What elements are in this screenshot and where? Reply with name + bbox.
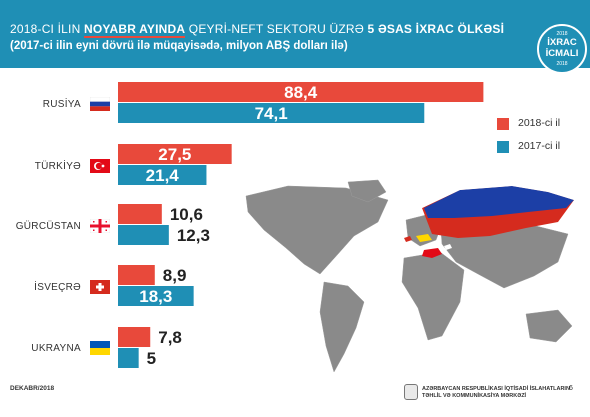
coat-of-arms-icon xyxy=(404,384,418,400)
title-highlight: NOYABR AYINDA xyxy=(83,22,186,38)
badge-year-bottom: 2018 xyxy=(556,61,568,67)
export-review-badge: 2018 İXRAC İCMALI 2018 xyxy=(537,24,587,74)
bar-2018-4 xyxy=(118,327,151,347)
legend-label-2017: 2017-ci il xyxy=(518,140,561,152)
ukraine-flag-icon xyxy=(90,341,110,355)
header-banner: 2018-CI İLIN NOYABR AYINDA QEYRİ-NEFT SE… xyxy=(0,0,590,68)
legend-swatch-2017 xyxy=(497,141,509,153)
bar-label-2017-4: 5 xyxy=(147,349,156,368)
bar-2018-2 xyxy=(118,204,162,224)
title-bold: 5 ƏSAS İXRAC ÖLKƏSİ xyxy=(367,22,505,36)
turkey-flag-icon xyxy=(90,159,110,173)
title-part2: QEYRİ-NEFT SEKTORU ÜZRƏ xyxy=(185,22,368,36)
ukraine-highlight xyxy=(416,234,432,242)
africa-shape xyxy=(401,251,465,341)
bar-label-2017-2: 12,3 xyxy=(177,226,210,245)
bar-label-2017-0: 74,1 xyxy=(255,104,288,123)
bar-label-2018-0: 88,4 xyxy=(284,83,318,102)
footer-date: DEKABR/2018 xyxy=(10,385,55,392)
north-america-shape xyxy=(245,185,389,275)
turkey-highlight xyxy=(422,248,442,258)
south-america-shape xyxy=(319,281,365,373)
bar-label-2017-3: 18,3 xyxy=(139,287,172,306)
world-map xyxy=(245,178,574,373)
bar-2017-2 xyxy=(118,225,169,245)
legend-swatch-2018 xyxy=(497,118,509,130)
title-part1: 2018-CI İLIN xyxy=(10,22,84,36)
badge-line1: İXRAC xyxy=(547,37,577,48)
country-label-turkey: TÜRKİYƏ xyxy=(34,161,81,172)
bar-label-2017-1: 21,4 xyxy=(146,166,180,185)
footer-org-line2: TƏHLİL VƏ KOMMUNİKASİYA MƏRKƏZİ xyxy=(422,393,527,399)
footer-org-line1: AZƏRBAYCAN RESPUBLİKASI İQTİSADİ İSLAHAT… xyxy=(422,386,570,392)
russia-white-band xyxy=(422,178,574,208)
bar-2017-0 xyxy=(118,103,425,123)
badge-line2: İCMALI xyxy=(545,48,579,59)
page-title: 2018-CI İLIN NOYABR AYINDA QEYRİ-NEFT SE… xyxy=(10,22,505,38)
country-label-switzerland: İSVEÇRƏ xyxy=(34,282,81,293)
footer-page-number: 6 xyxy=(569,385,573,392)
country-label-ukraine: UKRAYNA xyxy=(31,343,81,354)
australia-shape xyxy=(525,309,573,343)
bar-label-2018-4: 7,8 xyxy=(158,328,182,347)
footer-organization: AZƏRBAYCAN RESPUBLİKASI İQTİSADİ İSLAHAT… xyxy=(422,386,570,400)
bar-label-2018-2: 10,6 xyxy=(170,205,203,224)
bar-2018-0 xyxy=(118,82,484,102)
page-subtitle: (2017-ci ilin eyni dövrü ilə müqayisədə,… xyxy=(10,40,348,52)
switzerland-highlight xyxy=(404,236,412,242)
switzerland-flag-icon xyxy=(90,280,110,294)
greenland-shape xyxy=(347,179,387,203)
georgia-flag-icon xyxy=(89,218,111,234)
bar-2017-1 xyxy=(118,165,207,185)
bar-label-2018-1: 27,5 xyxy=(158,145,191,164)
bar-label-2018-3: 8,9 xyxy=(163,266,187,285)
bar-2018-3 xyxy=(118,265,155,285)
country-label-russia: RUSİYA xyxy=(42,99,81,110)
georgia-highlight xyxy=(444,244,452,250)
country-label-georgia: GÜRCÜSTAN xyxy=(15,221,81,232)
bar-2017-3 xyxy=(118,286,194,306)
legend-label-2018: 2018-ci il xyxy=(518,117,561,129)
bar-2017-4 xyxy=(118,348,139,368)
bar-2018-1 xyxy=(118,144,232,164)
russia-blue-band xyxy=(424,186,574,218)
badge-year-top: 2018 xyxy=(556,31,568,37)
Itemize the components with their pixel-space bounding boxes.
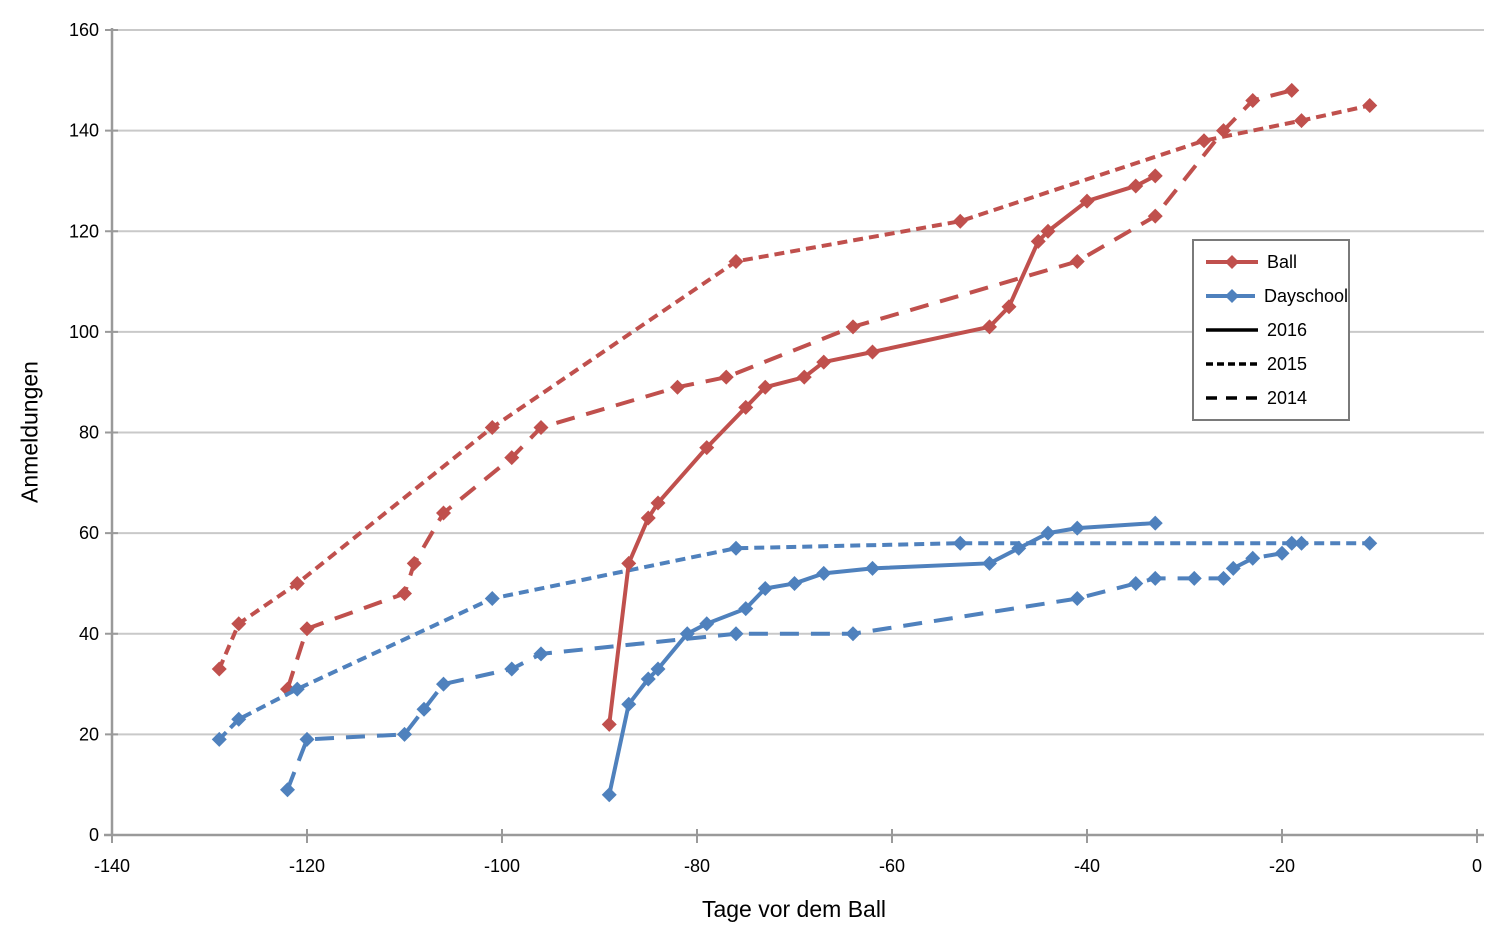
legend-line-2016-icon — [1206, 328, 1258, 332]
y-tick-label: 160 — [69, 20, 99, 40]
series-dayschool-2014-line — [285, 541, 1294, 791]
x-tick-label: -140 — [94, 856, 130, 876]
legend: Ball Dayschool 2016 2015 2014 — [1192, 239, 1350, 421]
x-tick-label: -20 — [1269, 856, 1295, 876]
x-tick-label: -100 — [484, 856, 520, 876]
legend-line-ball-icon — [1206, 255, 1258, 269]
series-dayschool-2016-markers — [601, 515, 1163, 803]
y-axis-title: Anmeldungen — [16, 361, 43, 503]
legend-entry-2016: 2016 — [1206, 314, 1348, 346]
series-dayschool-2014-markers — [280, 535, 1300, 798]
legend-sample-marker — [1225, 255, 1239, 269]
legend-entry-ball: Ball — [1206, 246, 1348, 278]
y-tick-label: 0 — [89, 825, 99, 845]
series-dayschool-2015-markers — [211, 535, 1378, 747]
legend-entry-2014: 2014 — [1206, 382, 1348, 414]
x-tick-label: -80 — [684, 856, 710, 876]
x-tick-label: 0 — [1472, 856, 1482, 876]
x-tick-label: -120 — [289, 856, 325, 876]
legend-label: 2014 — [1267, 387, 1308, 408]
legend-entry-2015: 2015 — [1206, 348, 1348, 380]
legend-label: 2015 — [1267, 353, 1308, 374]
legend-entry-dayschool: Dayschool — [1206, 280, 1348, 312]
x-tick-label: -40 — [1074, 856, 1100, 876]
legend-label: 2016 — [1267, 319, 1308, 340]
series-dayschool-2016-line — [607, 521, 1156, 796]
x-tick-label: -60 — [879, 856, 905, 876]
series-ball-2014-markers — [280, 82, 1300, 697]
x-axis-title: Tage vor dem Ball — [701, 896, 887, 922]
legend-line-dayschool-icon — [1206, 289, 1255, 303]
y-tick-label: 40 — [79, 624, 99, 644]
legend-line-2014-icon — [1206, 396, 1258, 400]
y-tick-label: 20 — [79, 724, 99, 744]
series-ball-2016-markers — [601, 168, 1163, 732]
series-ball-2014-line — [285, 88, 1293, 690]
y-tick-label: 60 — [79, 523, 99, 543]
y-tick-label: 80 — [79, 423, 99, 443]
y-tick-label: 120 — [69, 221, 99, 241]
series-dayschool-2015-line — [217, 541, 1370, 741]
legend-sample-marker — [1225, 289, 1239, 303]
legend-line-2015-icon — [1206, 362, 1258, 366]
legend-label: Ball — [1267, 251, 1298, 272]
legend-label: Dayschool — [1263, 285, 1348, 306]
y-tick-label: 100 — [69, 322, 99, 342]
y-tick-label: 140 — [69, 121, 99, 141]
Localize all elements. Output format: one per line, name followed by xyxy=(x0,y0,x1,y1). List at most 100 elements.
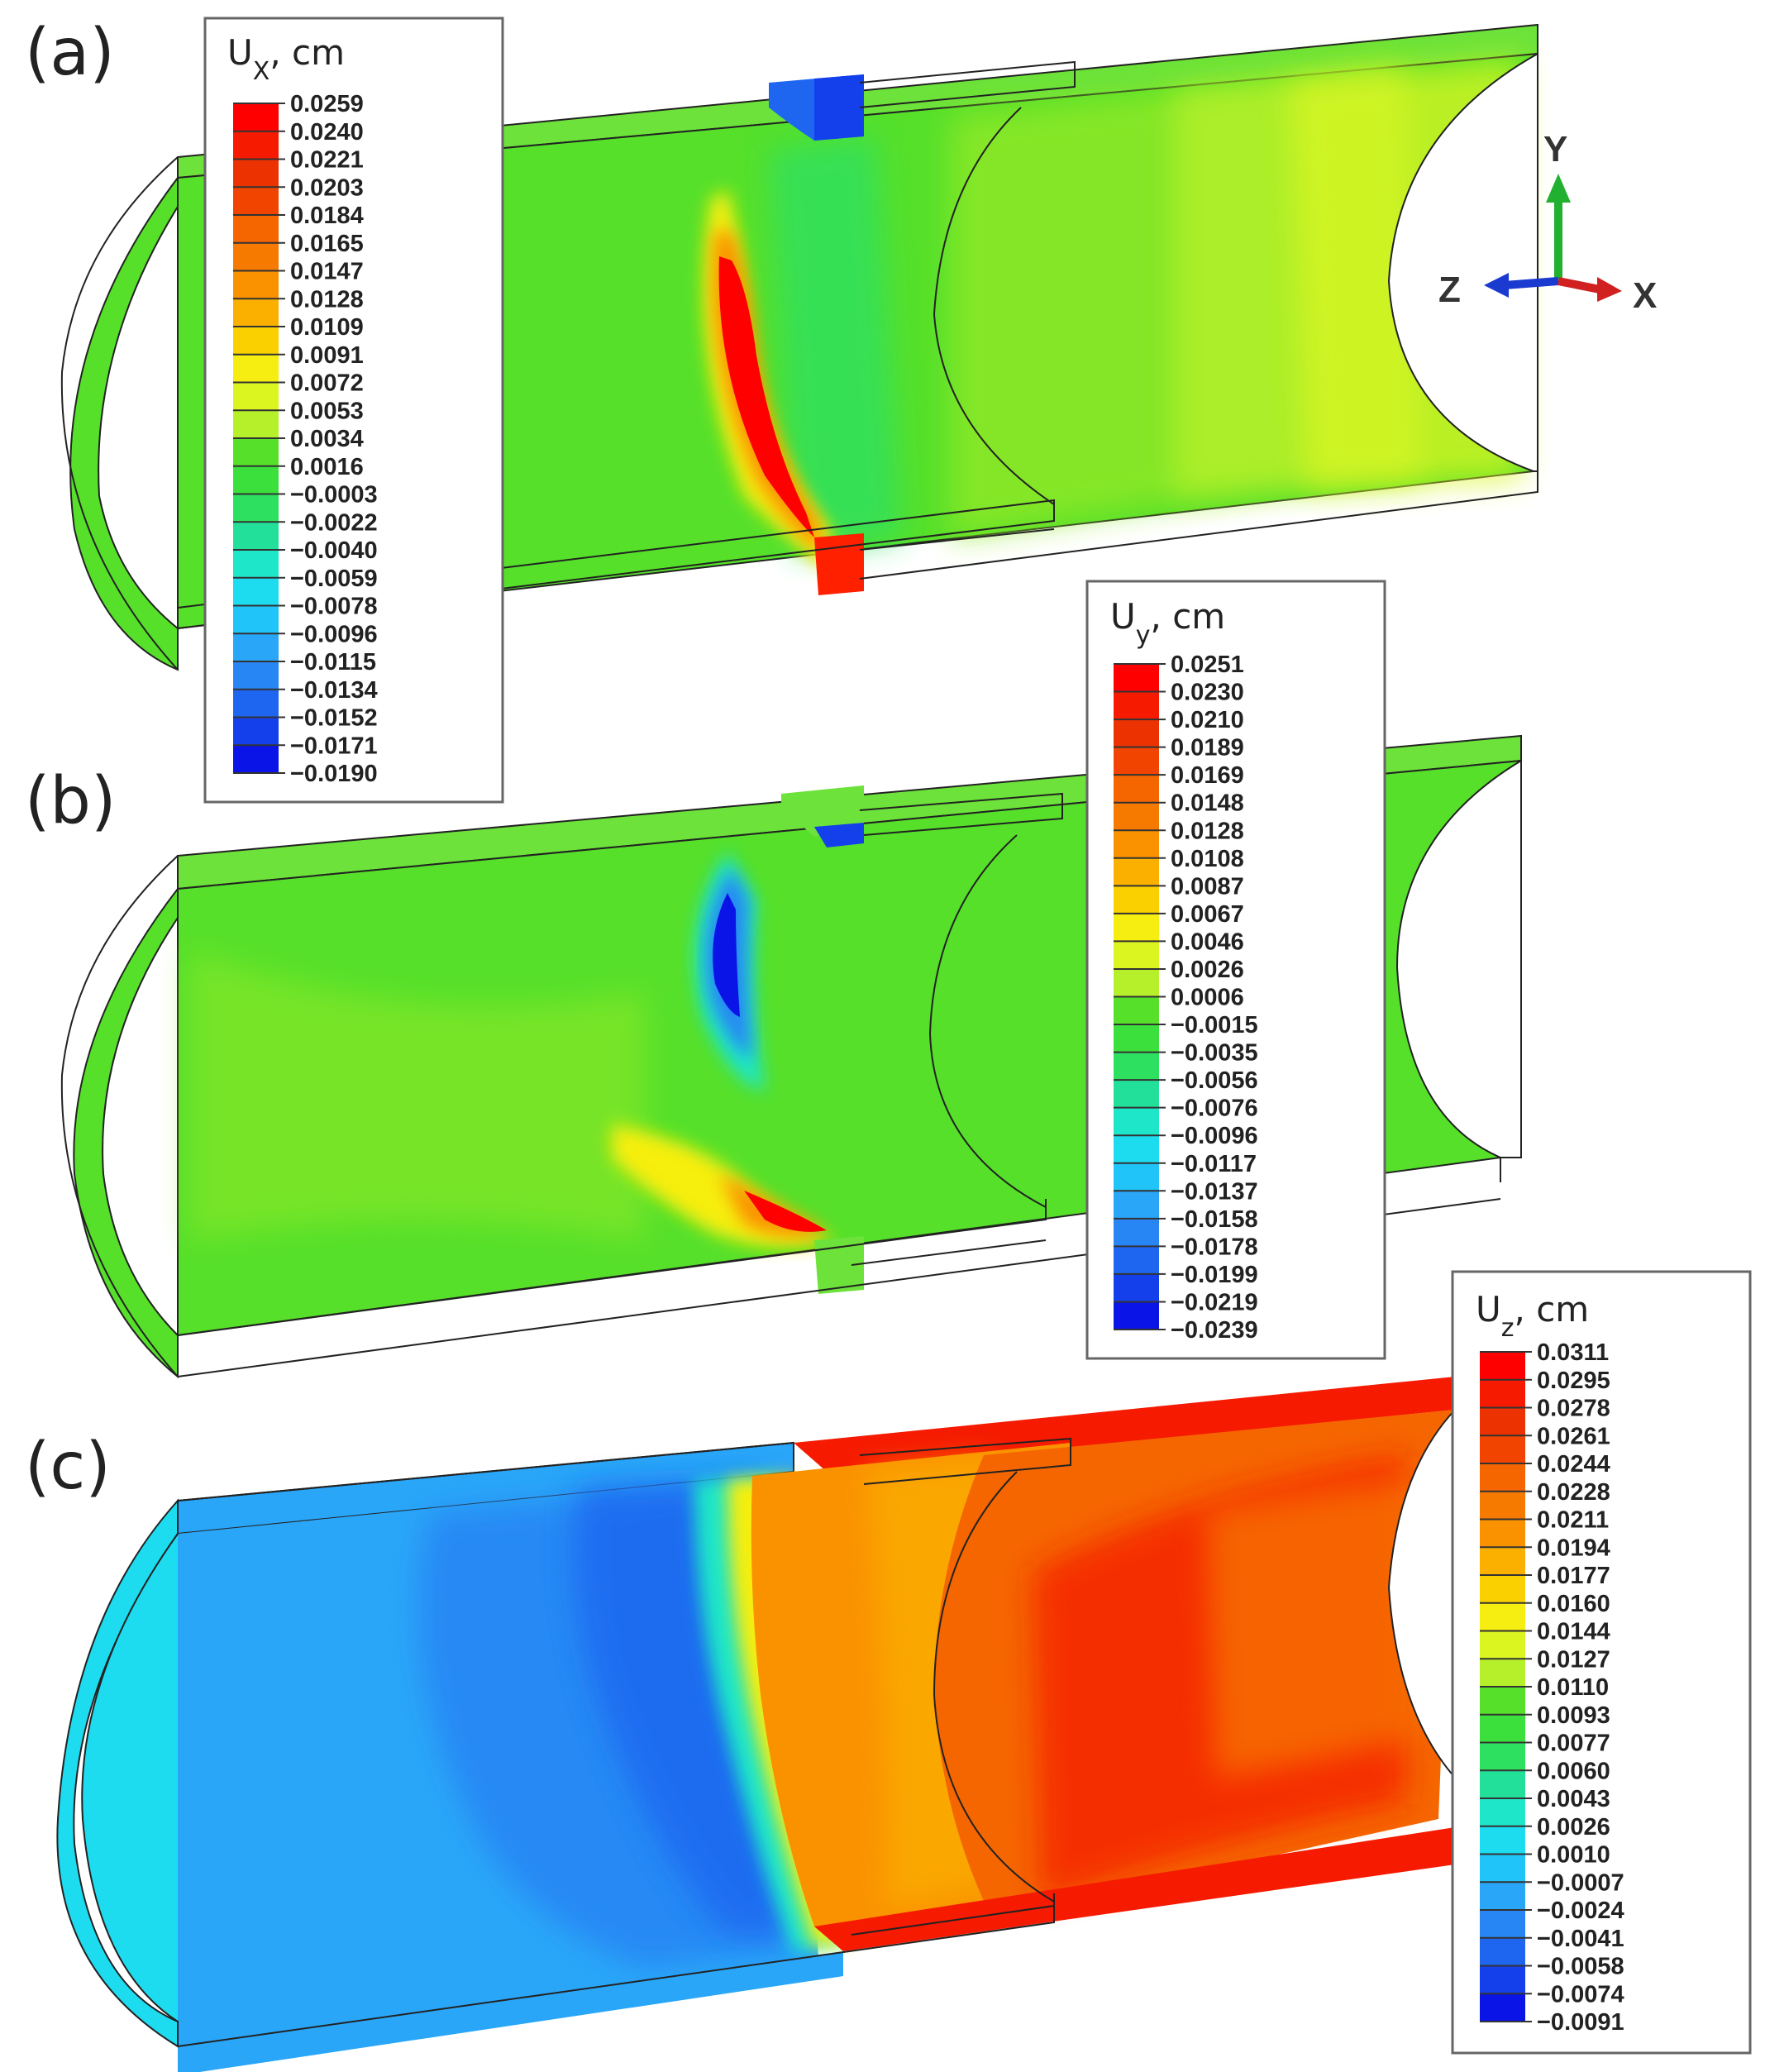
legend-value-label: 0.0109 xyxy=(290,314,364,341)
legend-value-label: −0.0190 xyxy=(290,761,378,787)
legend-value-label: 0.0060 xyxy=(1537,1758,1610,1784)
legend-value-label: 0.0189 xyxy=(1171,735,1244,761)
legend-uz-title: Uz, cm xyxy=(1476,1289,1589,1343)
legend-value-label: 0.0108 xyxy=(1171,846,1244,872)
x-axis-label: X xyxy=(1633,275,1657,316)
legend-value-label: −0.0056 xyxy=(1171,1067,1258,1094)
legend-value-label: 0.0006 xyxy=(1171,985,1244,1011)
legend-color-band xyxy=(233,522,279,551)
legend-value-label: −0.0058 xyxy=(1537,1954,1624,1980)
legend-value-label: −0.0178 xyxy=(1171,1234,1258,1260)
legend-color-band xyxy=(1480,1491,1525,1520)
legend-value-label: 0.0259 xyxy=(290,91,364,117)
legend-color-band xyxy=(1480,1575,1525,1604)
legend-value-label: 0.0026 xyxy=(1537,1814,1610,1840)
legend-value-label: 0.0147 xyxy=(290,259,364,285)
legend-value-label: 0.0067 xyxy=(1171,901,1244,928)
panel-label-a: (a) xyxy=(25,16,115,90)
legend-value-label: −0.0134 xyxy=(290,677,378,704)
legend-color-band xyxy=(1480,1965,1525,1994)
legend-color-band xyxy=(1480,1379,1525,1408)
legend-value-label: −0.0078 xyxy=(290,594,378,620)
legend-value-label: −0.0059 xyxy=(290,566,378,592)
legend-value-label: −0.0076 xyxy=(1171,1096,1258,1122)
legend-color-band xyxy=(1480,1742,1525,1771)
legend-value-label: 0.0261 xyxy=(1537,1423,1610,1449)
z-axis-label: Z xyxy=(1438,270,1461,310)
legend-color-band xyxy=(1114,913,1159,942)
legend-value-label: 0.0016 xyxy=(290,454,364,480)
legend-color-band xyxy=(1114,1246,1159,1275)
legend-color-band xyxy=(1114,664,1159,693)
legend-value-label: −0.0239 xyxy=(1171,1317,1258,1344)
legend-color-band xyxy=(233,745,279,774)
legend-value-label: −0.0158 xyxy=(1171,1206,1258,1233)
legend-value-label: 0.0091 xyxy=(290,342,364,369)
legend-value-label: −0.0171 xyxy=(290,733,378,759)
legend-color-band xyxy=(1480,1854,1525,1883)
legend-value-label: 0.0010 xyxy=(1537,1842,1610,1869)
legend-value-label: 0.0072 xyxy=(290,370,364,397)
y-axis-arrow-icon xyxy=(1546,174,1571,203)
panel-label-b: (b) xyxy=(25,764,116,838)
legend-value-label: 0.0077 xyxy=(1537,1731,1610,1757)
legend-color-band xyxy=(1114,886,1159,914)
legend-color-band xyxy=(233,242,279,271)
legend-value-label: 0.0221 xyxy=(290,147,364,174)
legend-color-band xyxy=(1114,941,1159,970)
legend-color-band xyxy=(233,159,279,188)
legend-color-band xyxy=(1480,1882,1525,1911)
legend-value-label: 0.0177 xyxy=(1537,1563,1610,1589)
legend-ux-title: UX, cm xyxy=(227,32,345,86)
legend-color-band xyxy=(1114,1191,1159,1220)
legend-color-band xyxy=(1114,1218,1159,1247)
legend-color-band xyxy=(233,633,279,662)
legend-value-label: 0.0128 xyxy=(290,286,364,313)
legend-color-band xyxy=(233,689,279,718)
legend-value-label: 0.0160 xyxy=(1537,1591,1610,1617)
legend-value-label: 0.0093 xyxy=(1537,1702,1610,1729)
legend-color-band xyxy=(233,215,279,244)
legend-color-band xyxy=(233,465,279,494)
legend-value-label: 0.0026 xyxy=(1171,957,1244,983)
legend-value-label: 0.0210 xyxy=(1171,707,1244,733)
legend-color-band xyxy=(1480,1910,1525,1939)
legend-color-band xyxy=(1114,775,1159,804)
legend-color-band xyxy=(1114,1107,1159,1136)
legend-color-band xyxy=(1114,968,1159,997)
z-axis-arrow-icon xyxy=(1484,273,1509,298)
legend-color-band xyxy=(1114,747,1159,776)
legend-value-label: −0.0040 xyxy=(290,537,378,564)
legend-color-band xyxy=(1114,1135,1159,1164)
legend-color-band xyxy=(1480,1463,1525,1492)
legend-uz: Uz, cm 0.03110.02950.02780.02610.02440.0… xyxy=(1451,1270,1752,2055)
legend-value-label: 0.0046 xyxy=(1171,929,1244,955)
legend-color-band xyxy=(233,438,279,467)
legend-value-label: −0.0003 xyxy=(290,482,378,508)
legend-color-band xyxy=(1114,719,1159,748)
legend-value-label: −0.0074 xyxy=(1537,1981,1624,2008)
panel-a-pipe xyxy=(60,23,1539,671)
legend-color-band xyxy=(1480,1519,1525,1548)
legend-color-band xyxy=(1114,1301,1159,1330)
legend-value-label: 0.0230 xyxy=(1171,680,1244,706)
legend-value-label: 0.0184 xyxy=(290,203,364,229)
legend-ux: UX, cm 0.02590.02400.02210.02030.01840.0… xyxy=(203,17,504,804)
legend-color-band xyxy=(1480,1798,1525,1827)
legend-color-band xyxy=(1480,1435,1525,1464)
legend-color-band xyxy=(1114,1273,1159,1302)
legend-color-band xyxy=(1480,1770,1525,1799)
legend-color-band xyxy=(233,354,279,383)
legend-color-band xyxy=(233,494,279,523)
legend-uy-title: Uy, cm xyxy=(1110,596,1225,650)
legend-value-label: 0.0053 xyxy=(290,398,364,424)
legend-value-label: −0.0219 xyxy=(1171,1289,1258,1315)
legend-color-band xyxy=(233,577,279,606)
legend-color-band xyxy=(1480,1407,1525,1436)
legend-value-label: 0.0251 xyxy=(1171,652,1244,678)
legend-value-label: 0.0110 xyxy=(1537,1674,1609,1701)
legend-value-label: −0.0022 xyxy=(290,509,378,536)
legend-value-label: 0.0128 xyxy=(1171,818,1244,844)
legend-value-label: 0.0240 xyxy=(290,119,364,146)
legend-value-label: −0.0091 xyxy=(1537,2009,1624,2036)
==================================================
* EXERCISE
Show each line of the listing containing the string "markers". Case counts.

* THE SOLUTION
series-dayschool-2016-markers — [601, 515, 1163, 803]
series-dayschool-2014-markers — [280, 535, 1300, 798]
series-dayschool-2015-markers — [211, 535, 1378, 747]
series-ball-2014-markers — [280, 82, 1300, 697]
series-ball-2016-markers — [601, 168, 1163, 732]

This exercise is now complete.